Task directions:
Within the data below, find the string "Class" and return each line where it occurs.

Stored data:

■ ■ ■ ■

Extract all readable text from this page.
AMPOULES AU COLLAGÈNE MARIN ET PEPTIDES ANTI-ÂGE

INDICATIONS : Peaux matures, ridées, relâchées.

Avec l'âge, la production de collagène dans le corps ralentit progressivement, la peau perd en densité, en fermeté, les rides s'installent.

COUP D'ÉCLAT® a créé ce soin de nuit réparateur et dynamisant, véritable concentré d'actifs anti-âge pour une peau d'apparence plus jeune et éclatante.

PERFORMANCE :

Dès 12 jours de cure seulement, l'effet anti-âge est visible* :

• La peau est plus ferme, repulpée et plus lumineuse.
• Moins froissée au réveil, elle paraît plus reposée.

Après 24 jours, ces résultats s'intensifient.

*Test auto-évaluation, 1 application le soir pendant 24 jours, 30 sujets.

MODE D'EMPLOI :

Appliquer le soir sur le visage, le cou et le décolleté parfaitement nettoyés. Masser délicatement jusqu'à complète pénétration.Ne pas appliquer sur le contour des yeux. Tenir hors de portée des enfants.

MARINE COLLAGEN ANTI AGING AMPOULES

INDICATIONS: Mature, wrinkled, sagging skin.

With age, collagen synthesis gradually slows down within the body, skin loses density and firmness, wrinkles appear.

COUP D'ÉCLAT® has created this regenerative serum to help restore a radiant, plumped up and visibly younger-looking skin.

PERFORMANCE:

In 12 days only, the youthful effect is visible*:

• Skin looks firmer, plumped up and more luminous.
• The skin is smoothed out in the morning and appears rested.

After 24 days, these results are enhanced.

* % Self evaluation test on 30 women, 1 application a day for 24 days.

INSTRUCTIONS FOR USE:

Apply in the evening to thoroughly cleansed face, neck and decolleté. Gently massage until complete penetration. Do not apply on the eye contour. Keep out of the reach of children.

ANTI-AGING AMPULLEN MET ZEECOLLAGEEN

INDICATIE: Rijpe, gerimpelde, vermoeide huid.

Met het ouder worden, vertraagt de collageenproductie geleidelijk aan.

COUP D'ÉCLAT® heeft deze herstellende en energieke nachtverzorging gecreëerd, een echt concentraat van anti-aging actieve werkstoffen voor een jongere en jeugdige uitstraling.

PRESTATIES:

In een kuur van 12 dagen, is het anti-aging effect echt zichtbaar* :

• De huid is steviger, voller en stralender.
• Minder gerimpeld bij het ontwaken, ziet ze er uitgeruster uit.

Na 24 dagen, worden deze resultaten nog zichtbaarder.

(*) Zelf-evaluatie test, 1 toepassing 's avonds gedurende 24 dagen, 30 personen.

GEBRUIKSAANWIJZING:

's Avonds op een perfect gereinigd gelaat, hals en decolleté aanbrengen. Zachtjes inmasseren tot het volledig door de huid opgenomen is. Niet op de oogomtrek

■ ■ ■ ■

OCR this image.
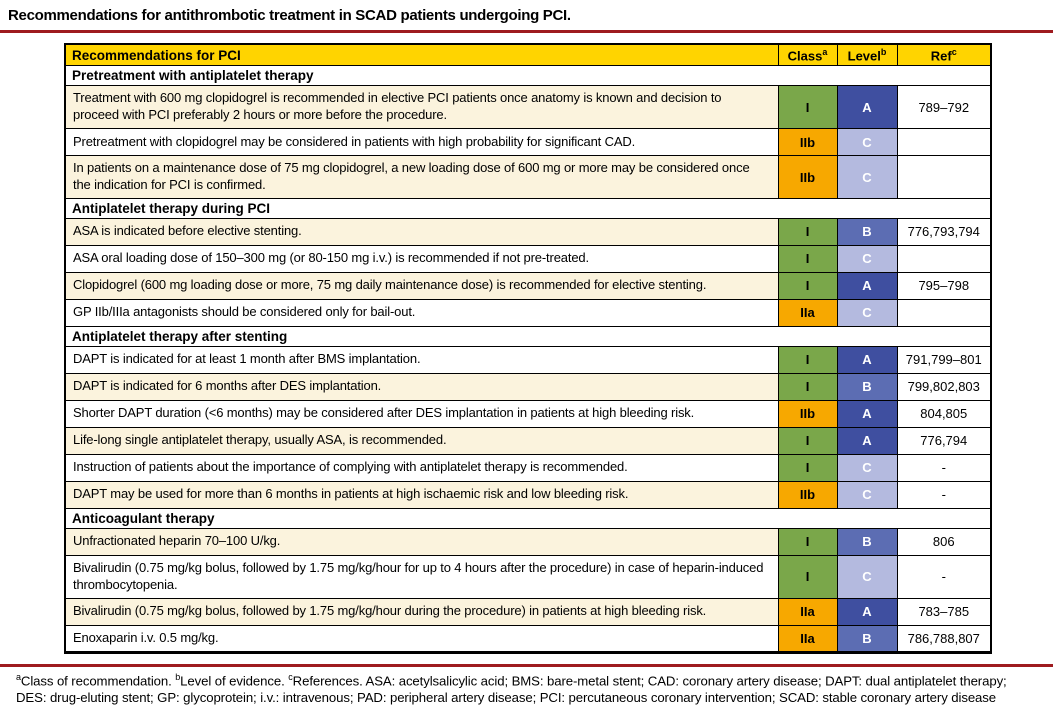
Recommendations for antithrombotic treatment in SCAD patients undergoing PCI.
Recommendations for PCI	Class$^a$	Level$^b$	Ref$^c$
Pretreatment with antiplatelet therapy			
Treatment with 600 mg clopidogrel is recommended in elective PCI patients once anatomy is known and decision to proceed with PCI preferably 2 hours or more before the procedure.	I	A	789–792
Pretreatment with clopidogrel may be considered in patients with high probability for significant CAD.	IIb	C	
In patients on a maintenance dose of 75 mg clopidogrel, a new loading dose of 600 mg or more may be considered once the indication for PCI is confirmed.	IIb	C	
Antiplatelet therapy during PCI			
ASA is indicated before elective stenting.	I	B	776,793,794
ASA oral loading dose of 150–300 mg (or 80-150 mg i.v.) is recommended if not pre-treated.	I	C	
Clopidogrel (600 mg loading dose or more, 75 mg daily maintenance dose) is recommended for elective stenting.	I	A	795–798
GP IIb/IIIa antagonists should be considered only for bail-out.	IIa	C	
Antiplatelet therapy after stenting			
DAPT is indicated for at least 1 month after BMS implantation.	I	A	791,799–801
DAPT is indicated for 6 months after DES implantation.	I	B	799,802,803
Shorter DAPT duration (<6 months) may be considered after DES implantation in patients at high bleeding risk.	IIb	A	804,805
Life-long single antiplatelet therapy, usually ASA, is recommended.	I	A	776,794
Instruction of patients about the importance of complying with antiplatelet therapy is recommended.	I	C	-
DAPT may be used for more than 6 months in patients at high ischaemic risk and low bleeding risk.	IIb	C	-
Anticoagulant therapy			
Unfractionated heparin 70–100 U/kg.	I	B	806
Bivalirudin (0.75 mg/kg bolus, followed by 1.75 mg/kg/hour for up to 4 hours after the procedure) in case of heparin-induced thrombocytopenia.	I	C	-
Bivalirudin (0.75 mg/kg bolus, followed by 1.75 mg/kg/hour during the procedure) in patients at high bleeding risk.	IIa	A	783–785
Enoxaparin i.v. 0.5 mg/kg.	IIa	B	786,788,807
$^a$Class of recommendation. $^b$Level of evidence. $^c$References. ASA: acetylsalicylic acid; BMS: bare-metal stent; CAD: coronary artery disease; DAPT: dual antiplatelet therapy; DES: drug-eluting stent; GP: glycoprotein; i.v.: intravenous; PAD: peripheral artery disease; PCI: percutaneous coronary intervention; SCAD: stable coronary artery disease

■ ■ ■ ■

Reply:
Recommendations for PCI	Class$^a$	Level$^b$	Ref$^c$
$^a$Class of recommendation. $^b$Level of evidence. $^c$References. ASA: acetylsalicylic acid; BMS: bare-metal stent; CAD: coronary artery disease; DAPT: dual antiplatelet therapy; DES: drug-eluting stent; GP: glycoprotein; i.v.: intravenous; PAD: peripheral artery disease; PCI: percutaneous coronary intervention; SCAD: stable coronary artery disease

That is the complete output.